■ Records supplied ■
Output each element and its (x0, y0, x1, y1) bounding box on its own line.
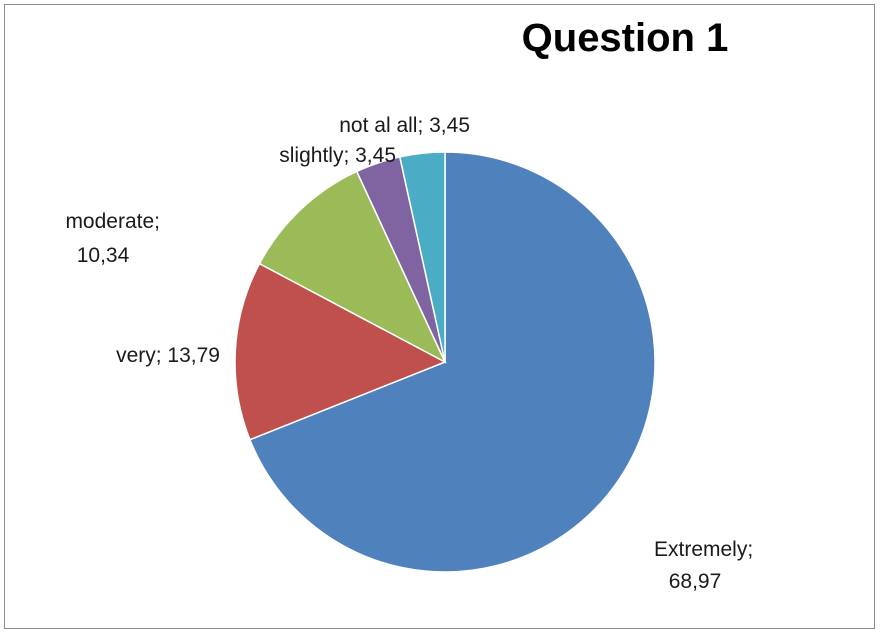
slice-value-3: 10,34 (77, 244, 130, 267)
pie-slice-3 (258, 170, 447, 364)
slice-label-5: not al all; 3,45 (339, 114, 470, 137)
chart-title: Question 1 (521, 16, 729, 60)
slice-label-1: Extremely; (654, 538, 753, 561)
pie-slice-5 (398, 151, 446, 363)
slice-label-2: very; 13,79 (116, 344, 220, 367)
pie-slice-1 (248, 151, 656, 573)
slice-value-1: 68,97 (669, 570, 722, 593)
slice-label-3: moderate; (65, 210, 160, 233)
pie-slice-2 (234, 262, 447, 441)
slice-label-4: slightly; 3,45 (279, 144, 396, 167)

...

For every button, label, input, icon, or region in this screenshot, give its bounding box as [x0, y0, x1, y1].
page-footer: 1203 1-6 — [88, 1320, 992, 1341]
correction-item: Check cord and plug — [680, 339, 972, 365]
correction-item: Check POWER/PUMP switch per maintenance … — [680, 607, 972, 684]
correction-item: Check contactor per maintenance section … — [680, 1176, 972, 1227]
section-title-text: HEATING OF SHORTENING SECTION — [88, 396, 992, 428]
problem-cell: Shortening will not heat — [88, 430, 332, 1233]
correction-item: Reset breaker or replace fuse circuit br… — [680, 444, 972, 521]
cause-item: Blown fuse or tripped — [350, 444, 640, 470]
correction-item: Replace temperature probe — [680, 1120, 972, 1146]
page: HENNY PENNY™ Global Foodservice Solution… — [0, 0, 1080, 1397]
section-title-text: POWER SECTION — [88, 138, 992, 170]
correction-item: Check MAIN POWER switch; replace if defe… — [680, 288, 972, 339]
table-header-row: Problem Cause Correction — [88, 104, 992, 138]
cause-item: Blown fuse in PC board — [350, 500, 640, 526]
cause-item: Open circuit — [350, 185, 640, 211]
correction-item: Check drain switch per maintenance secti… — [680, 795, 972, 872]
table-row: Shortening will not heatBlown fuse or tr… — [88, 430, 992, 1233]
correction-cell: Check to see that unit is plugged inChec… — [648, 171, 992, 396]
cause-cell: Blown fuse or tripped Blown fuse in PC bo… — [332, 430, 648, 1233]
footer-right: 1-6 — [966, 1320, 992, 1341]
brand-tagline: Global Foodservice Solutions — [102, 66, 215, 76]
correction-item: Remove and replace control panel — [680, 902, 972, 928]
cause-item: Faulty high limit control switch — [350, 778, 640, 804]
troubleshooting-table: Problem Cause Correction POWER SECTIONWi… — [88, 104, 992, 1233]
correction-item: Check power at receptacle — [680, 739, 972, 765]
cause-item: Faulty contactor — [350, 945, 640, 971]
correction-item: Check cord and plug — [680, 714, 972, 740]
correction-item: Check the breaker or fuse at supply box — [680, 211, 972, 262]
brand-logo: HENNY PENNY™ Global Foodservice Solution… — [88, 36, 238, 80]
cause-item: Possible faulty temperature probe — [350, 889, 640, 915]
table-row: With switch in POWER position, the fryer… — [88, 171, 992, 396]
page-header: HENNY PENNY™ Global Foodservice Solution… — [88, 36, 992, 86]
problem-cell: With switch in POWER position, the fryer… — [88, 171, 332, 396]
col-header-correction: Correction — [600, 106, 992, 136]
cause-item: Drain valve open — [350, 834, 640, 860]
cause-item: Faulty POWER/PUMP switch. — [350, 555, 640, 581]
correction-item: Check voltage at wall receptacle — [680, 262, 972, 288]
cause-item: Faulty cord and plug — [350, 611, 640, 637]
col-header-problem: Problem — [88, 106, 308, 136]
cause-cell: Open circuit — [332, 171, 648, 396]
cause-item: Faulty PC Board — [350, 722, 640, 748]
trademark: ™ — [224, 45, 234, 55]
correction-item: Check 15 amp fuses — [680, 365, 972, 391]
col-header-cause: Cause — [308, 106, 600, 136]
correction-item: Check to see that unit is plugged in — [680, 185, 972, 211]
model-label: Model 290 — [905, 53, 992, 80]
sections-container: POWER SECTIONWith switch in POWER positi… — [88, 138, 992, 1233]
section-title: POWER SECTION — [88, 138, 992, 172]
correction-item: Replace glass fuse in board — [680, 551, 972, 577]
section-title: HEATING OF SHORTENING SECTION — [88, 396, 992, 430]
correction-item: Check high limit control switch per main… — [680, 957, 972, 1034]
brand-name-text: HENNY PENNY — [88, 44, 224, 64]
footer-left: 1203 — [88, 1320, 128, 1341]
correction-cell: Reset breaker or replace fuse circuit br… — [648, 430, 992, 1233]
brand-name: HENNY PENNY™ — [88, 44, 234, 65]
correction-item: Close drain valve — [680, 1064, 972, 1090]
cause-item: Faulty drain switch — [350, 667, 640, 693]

==

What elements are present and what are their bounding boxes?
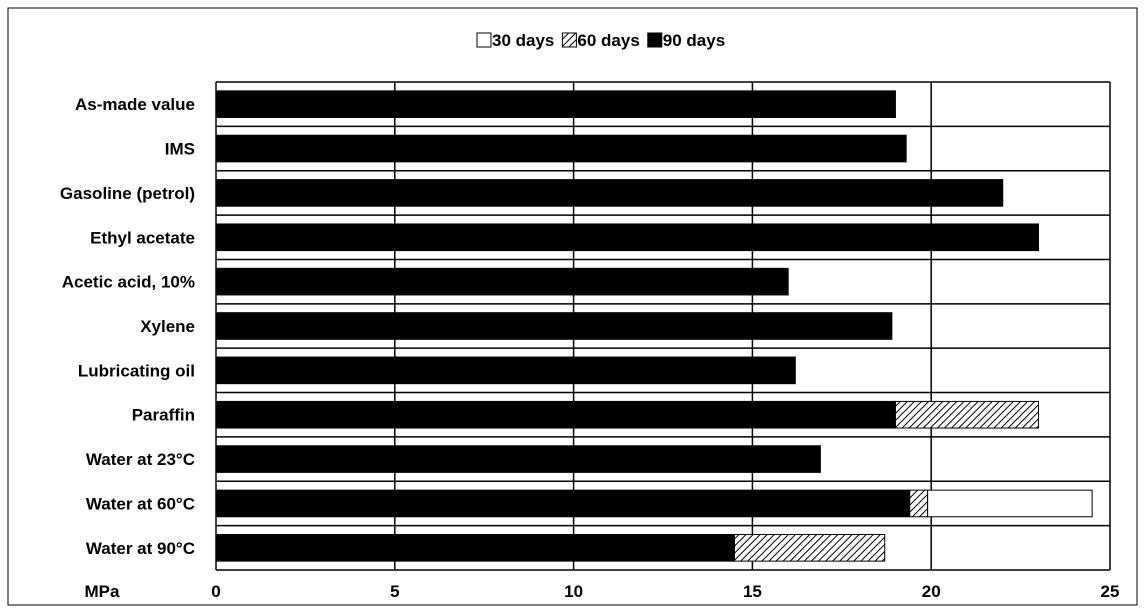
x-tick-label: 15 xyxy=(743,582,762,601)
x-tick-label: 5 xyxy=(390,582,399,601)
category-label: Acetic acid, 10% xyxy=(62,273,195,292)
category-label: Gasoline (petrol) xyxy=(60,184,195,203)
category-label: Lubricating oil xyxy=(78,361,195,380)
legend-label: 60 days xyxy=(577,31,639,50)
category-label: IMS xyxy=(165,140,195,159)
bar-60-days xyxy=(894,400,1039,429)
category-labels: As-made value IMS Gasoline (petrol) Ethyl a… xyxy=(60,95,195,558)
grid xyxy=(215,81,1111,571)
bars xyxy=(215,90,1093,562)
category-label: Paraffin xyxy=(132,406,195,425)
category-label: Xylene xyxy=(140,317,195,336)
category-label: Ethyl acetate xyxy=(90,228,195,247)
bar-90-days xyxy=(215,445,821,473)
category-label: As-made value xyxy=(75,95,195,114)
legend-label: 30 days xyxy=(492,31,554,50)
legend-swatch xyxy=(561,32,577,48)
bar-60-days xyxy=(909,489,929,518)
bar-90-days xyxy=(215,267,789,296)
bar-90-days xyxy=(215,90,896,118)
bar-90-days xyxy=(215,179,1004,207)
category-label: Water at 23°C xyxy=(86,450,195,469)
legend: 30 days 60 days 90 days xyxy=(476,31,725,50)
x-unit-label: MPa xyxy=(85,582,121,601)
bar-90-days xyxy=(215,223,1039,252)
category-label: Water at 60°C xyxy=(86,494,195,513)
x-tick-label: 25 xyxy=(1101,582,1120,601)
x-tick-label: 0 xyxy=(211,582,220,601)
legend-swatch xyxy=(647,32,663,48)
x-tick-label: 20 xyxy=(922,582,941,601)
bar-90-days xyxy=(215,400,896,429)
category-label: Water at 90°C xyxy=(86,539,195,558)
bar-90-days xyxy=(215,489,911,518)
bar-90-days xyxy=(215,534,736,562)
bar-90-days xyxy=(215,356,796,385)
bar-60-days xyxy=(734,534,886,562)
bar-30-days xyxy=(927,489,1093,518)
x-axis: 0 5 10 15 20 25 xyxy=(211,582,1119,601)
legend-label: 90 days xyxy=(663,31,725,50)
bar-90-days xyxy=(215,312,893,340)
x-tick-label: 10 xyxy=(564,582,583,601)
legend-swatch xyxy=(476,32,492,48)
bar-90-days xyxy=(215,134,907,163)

■ Given task ■
Write out the lines starting at the one containing "For every button, label, input, icon, or" and ending at the one containing "table-header-row: Problem Cause", both included, reproducing each line precisely.

■ Full solution ■
For every button, label, input, icon, or region in this screenshot, give its bounding box as [x0, y0, x1, y1].
page-footer: 1203 1-6 — [88, 1320, 992, 1341]
correction-item: Check cord and plug — [680, 339, 972, 365]
correction-item: Check POWER/PUMP switch per maintenance … — [680, 607, 972, 684]
correction-item: Check contactor per maintenance section … — [680, 1176, 972, 1227]
section-title-text: HEATING OF SHORTENING SECTION — [88, 396, 992, 428]
problem-cell: Shortening will not heat — [88, 430, 332, 1233]
correction-item: Reset breaker or replace fuse circuit br… — [680, 444, 972, 521]
cause-item: Blown fuse or tripped — [350, 444, 640, 470]
correction-item: Replace temperature probe — [680, 1120, 972, 1146]
page: HENNY PENNY™ Global Foodservice Solution… — [0, 0, 1080, 1397]
section-title-text: POWER SECTION — [88, 138, 992, 170]
correction-item: Check MAIN POWER switch; replace if defe… — [680, 288, 972, 339]
table-header-row: Problem Cause Correction — [88, 104, 992, 138]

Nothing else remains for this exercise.